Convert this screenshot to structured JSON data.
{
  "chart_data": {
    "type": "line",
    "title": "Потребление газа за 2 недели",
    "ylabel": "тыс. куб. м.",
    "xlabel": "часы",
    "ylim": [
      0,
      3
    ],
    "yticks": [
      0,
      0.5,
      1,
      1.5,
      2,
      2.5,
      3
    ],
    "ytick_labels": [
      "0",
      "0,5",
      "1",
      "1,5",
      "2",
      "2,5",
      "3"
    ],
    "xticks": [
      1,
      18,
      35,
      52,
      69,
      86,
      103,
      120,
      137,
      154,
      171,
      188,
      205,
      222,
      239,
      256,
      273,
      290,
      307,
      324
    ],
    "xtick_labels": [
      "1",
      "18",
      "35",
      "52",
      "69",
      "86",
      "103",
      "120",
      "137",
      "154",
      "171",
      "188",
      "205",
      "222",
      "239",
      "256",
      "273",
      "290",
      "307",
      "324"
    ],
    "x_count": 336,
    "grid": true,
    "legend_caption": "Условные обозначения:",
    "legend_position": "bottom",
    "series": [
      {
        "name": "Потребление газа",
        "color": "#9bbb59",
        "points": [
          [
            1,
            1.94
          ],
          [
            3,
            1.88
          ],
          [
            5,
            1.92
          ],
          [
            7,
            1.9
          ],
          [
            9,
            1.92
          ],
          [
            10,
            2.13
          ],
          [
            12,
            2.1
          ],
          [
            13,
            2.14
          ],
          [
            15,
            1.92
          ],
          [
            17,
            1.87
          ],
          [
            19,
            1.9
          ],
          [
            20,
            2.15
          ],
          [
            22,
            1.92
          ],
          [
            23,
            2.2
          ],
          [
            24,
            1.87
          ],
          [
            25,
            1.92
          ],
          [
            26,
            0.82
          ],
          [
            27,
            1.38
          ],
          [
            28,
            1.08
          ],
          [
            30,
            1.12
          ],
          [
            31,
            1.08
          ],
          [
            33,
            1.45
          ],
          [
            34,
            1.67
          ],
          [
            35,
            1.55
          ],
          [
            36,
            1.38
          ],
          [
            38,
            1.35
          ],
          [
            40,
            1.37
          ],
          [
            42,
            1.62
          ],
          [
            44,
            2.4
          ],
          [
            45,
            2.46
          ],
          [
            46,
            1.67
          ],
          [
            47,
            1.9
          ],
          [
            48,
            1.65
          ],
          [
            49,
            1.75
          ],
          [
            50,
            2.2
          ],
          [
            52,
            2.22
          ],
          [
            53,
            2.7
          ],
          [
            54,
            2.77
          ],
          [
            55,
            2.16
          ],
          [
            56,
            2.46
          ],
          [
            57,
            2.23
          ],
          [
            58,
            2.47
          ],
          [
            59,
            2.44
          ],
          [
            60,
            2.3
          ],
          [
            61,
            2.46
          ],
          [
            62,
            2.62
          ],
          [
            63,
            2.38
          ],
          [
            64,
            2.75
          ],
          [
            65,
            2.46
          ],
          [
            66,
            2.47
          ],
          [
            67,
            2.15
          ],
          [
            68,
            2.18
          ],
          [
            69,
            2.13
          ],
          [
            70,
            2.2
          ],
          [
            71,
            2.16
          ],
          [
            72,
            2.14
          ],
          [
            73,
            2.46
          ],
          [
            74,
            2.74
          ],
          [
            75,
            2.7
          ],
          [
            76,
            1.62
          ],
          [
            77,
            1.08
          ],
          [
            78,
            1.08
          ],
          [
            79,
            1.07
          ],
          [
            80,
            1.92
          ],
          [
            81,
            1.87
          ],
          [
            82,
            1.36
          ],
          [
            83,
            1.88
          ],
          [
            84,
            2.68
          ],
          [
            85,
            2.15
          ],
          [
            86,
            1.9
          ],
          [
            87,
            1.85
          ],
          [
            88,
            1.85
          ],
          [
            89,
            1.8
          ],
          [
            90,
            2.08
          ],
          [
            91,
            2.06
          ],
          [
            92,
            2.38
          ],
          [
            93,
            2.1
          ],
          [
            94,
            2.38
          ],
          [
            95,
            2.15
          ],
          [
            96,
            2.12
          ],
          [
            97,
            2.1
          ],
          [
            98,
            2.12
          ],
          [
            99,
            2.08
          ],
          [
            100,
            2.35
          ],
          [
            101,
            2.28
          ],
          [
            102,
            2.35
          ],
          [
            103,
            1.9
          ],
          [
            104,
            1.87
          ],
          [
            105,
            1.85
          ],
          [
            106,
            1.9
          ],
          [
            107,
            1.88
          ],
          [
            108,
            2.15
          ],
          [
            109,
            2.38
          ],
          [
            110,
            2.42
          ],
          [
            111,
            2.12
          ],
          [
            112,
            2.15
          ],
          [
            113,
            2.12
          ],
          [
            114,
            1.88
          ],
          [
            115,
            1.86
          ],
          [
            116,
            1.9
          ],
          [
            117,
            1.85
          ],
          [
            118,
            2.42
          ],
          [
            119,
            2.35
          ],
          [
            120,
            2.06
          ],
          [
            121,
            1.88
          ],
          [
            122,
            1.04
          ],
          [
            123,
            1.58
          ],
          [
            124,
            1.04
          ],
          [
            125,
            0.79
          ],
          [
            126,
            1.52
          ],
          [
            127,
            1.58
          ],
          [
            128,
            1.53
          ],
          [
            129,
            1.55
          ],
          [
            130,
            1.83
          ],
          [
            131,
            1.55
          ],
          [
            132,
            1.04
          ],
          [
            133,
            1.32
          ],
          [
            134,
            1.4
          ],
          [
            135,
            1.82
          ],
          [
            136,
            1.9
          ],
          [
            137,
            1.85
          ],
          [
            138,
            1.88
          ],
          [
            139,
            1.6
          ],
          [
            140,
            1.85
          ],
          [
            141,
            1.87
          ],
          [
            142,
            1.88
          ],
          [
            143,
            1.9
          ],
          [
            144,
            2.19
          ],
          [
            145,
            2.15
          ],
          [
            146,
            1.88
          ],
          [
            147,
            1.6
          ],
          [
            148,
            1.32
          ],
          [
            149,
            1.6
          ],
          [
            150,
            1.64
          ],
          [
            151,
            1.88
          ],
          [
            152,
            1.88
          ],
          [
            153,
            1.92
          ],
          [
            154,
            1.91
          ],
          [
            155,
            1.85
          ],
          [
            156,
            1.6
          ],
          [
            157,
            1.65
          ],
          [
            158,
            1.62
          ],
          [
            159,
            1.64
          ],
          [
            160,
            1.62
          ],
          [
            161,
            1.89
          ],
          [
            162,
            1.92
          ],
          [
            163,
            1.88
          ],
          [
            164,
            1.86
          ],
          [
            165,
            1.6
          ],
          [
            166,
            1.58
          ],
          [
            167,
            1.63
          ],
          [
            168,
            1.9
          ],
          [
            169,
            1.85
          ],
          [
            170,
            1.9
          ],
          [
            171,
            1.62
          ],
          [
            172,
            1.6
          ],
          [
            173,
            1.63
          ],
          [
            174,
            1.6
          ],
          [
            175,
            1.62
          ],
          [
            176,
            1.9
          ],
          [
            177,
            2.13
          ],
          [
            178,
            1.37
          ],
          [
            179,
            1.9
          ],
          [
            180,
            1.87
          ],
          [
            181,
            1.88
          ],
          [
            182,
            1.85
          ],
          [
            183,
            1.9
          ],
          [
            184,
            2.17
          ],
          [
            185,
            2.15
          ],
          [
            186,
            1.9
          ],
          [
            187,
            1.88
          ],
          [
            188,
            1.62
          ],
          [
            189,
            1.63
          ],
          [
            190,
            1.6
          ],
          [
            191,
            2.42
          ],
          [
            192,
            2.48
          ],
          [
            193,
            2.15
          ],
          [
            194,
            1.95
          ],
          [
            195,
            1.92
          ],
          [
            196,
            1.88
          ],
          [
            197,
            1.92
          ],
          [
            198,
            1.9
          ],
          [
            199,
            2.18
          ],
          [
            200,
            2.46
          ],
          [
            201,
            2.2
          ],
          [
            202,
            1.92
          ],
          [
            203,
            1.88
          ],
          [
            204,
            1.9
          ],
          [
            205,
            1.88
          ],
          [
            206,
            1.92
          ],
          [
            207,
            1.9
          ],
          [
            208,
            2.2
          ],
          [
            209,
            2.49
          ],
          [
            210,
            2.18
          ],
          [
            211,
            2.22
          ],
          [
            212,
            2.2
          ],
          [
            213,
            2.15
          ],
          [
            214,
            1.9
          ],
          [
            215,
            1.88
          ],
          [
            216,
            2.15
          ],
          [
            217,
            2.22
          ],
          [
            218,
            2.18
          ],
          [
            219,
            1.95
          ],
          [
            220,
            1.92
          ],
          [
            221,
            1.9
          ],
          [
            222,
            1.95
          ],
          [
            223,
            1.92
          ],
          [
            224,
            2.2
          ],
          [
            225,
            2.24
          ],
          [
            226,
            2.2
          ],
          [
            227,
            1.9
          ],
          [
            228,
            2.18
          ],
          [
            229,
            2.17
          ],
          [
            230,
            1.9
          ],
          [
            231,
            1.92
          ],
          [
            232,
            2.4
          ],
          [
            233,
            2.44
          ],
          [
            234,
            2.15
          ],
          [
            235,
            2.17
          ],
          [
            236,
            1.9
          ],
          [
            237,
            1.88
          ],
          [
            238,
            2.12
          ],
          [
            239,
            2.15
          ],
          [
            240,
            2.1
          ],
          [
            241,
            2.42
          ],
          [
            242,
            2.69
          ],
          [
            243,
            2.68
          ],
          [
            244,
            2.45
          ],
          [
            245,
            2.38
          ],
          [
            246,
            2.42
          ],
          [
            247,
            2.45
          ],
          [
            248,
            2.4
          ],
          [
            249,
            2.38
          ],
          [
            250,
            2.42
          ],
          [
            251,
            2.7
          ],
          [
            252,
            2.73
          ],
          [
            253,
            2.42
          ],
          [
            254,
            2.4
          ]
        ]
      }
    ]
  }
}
# # #
**Do this**. Filter for "Потребление". Return all lines that hold it.

**Solution**.
    "title": "Потребление газа за 2 недели",
        "name": "Потребление газа",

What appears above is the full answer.